Job
Below are entries; tally how many lines hold the string "Selection" and answer with only that figure.

[begin Available data]

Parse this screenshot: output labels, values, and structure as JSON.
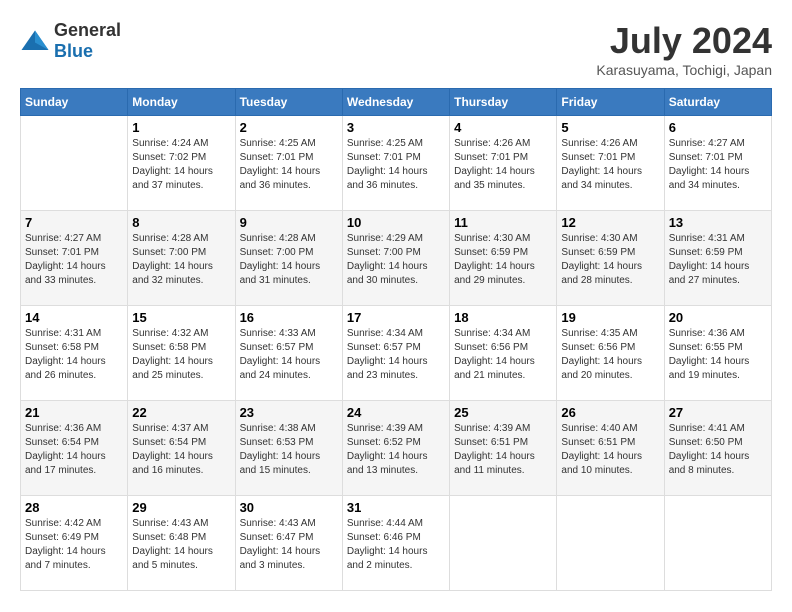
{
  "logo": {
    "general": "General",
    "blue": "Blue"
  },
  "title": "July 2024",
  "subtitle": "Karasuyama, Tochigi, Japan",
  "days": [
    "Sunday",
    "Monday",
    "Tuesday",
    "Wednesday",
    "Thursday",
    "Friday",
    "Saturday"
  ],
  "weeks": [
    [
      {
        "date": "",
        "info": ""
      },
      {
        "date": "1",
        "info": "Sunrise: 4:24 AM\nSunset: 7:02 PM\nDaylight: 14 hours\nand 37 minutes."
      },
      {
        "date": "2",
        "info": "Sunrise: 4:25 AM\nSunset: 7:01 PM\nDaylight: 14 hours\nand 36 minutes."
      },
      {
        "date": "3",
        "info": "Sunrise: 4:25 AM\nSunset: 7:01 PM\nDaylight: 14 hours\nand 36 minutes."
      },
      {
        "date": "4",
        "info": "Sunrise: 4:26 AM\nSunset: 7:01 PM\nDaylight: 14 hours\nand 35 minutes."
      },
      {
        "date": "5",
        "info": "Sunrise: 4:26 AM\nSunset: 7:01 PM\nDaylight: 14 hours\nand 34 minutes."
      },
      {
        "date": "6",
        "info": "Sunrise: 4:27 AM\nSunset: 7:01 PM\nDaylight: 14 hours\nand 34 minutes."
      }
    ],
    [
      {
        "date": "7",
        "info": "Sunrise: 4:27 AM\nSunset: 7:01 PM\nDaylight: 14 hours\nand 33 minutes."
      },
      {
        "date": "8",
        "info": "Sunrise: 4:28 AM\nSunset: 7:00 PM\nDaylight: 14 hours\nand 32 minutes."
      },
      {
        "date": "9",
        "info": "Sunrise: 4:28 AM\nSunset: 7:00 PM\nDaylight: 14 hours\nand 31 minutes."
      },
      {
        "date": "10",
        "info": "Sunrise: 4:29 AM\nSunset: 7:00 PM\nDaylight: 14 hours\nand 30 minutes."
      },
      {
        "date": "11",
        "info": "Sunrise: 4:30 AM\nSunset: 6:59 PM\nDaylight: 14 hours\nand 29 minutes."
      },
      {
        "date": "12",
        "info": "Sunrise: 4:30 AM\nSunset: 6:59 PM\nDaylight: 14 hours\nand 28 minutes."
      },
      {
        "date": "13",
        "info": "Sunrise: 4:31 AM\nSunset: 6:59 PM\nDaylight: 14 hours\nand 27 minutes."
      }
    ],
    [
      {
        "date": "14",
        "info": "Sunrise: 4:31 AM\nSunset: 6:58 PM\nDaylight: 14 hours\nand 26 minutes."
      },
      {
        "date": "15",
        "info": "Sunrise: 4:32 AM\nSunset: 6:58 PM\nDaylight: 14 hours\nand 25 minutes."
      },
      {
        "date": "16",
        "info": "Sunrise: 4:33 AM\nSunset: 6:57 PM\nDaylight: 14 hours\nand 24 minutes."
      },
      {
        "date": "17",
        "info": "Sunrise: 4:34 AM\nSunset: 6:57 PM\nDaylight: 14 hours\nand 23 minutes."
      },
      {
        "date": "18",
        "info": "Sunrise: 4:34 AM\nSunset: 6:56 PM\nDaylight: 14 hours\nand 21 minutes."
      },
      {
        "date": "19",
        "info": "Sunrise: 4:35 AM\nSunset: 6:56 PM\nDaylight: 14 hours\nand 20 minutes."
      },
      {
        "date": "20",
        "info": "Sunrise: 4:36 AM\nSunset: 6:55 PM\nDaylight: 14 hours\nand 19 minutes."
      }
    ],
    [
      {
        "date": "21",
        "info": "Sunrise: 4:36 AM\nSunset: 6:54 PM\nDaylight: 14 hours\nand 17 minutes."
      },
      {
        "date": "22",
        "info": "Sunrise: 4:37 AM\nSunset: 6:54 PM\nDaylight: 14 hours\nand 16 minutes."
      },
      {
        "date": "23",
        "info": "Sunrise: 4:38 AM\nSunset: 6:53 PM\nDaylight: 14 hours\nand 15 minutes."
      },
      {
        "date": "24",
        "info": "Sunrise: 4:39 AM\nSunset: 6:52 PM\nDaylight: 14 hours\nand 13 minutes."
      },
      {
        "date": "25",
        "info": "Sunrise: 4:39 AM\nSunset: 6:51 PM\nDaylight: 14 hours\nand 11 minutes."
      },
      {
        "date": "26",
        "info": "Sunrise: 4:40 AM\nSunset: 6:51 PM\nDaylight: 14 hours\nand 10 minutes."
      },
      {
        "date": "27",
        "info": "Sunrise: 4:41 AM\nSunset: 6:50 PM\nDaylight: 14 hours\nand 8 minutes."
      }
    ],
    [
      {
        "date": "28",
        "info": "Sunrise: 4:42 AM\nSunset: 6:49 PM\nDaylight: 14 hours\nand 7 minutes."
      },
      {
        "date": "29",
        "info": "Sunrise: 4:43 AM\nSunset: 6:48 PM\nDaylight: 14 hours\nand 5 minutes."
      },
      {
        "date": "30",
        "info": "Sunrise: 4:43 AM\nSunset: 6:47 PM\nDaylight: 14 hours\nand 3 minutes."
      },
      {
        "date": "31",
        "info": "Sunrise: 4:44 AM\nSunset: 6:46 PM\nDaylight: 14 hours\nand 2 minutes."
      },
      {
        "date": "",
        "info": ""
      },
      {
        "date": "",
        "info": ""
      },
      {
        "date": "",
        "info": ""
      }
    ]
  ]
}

[end Available data]
[begin Available data]

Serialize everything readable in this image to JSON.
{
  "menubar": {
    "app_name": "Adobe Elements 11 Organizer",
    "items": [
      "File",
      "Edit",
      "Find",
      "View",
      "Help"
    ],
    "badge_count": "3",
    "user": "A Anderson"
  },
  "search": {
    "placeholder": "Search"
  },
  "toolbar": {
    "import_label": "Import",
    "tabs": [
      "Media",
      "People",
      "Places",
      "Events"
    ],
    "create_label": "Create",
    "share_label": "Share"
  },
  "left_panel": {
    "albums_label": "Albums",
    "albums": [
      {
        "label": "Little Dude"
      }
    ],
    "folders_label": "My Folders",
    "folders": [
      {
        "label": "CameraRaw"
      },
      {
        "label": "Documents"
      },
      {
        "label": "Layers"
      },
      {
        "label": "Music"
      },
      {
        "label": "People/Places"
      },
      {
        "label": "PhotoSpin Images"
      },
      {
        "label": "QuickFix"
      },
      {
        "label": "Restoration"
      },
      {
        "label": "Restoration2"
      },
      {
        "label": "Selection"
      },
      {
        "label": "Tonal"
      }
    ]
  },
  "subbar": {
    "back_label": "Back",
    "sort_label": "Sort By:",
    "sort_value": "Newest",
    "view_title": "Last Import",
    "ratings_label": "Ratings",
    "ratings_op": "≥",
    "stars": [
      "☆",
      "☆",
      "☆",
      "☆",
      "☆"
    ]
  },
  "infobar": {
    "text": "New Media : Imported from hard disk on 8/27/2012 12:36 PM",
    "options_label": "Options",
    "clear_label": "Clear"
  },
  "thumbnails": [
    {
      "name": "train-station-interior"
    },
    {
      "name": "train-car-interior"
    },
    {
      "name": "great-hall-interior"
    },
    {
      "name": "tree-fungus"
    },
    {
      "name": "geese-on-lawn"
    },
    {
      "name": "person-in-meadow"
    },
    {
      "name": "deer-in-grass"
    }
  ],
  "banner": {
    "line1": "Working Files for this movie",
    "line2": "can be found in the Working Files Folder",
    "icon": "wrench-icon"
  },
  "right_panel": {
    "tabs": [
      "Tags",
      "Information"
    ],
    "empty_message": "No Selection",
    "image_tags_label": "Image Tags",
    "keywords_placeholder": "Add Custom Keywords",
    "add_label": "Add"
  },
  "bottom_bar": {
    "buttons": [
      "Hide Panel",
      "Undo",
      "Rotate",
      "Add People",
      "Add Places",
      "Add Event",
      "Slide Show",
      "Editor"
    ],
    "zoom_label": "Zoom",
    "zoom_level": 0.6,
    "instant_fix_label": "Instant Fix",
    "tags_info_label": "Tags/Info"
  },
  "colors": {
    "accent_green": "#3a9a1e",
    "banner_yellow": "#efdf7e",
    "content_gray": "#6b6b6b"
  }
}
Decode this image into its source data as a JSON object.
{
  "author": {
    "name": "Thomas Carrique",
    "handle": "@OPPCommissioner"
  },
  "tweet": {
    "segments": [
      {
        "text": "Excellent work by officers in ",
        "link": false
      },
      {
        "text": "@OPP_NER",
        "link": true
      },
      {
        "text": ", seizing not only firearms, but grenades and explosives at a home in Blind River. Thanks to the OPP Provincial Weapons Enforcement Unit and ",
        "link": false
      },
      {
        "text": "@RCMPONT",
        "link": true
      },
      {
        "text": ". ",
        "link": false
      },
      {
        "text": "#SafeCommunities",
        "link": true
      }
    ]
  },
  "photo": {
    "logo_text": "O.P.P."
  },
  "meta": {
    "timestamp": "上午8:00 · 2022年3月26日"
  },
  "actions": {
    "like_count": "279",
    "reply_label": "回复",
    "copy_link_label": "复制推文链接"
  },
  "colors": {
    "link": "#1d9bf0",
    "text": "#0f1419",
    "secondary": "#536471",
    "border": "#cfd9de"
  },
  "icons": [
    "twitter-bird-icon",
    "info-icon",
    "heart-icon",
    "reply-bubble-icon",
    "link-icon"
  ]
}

[end Available data]

Written response
2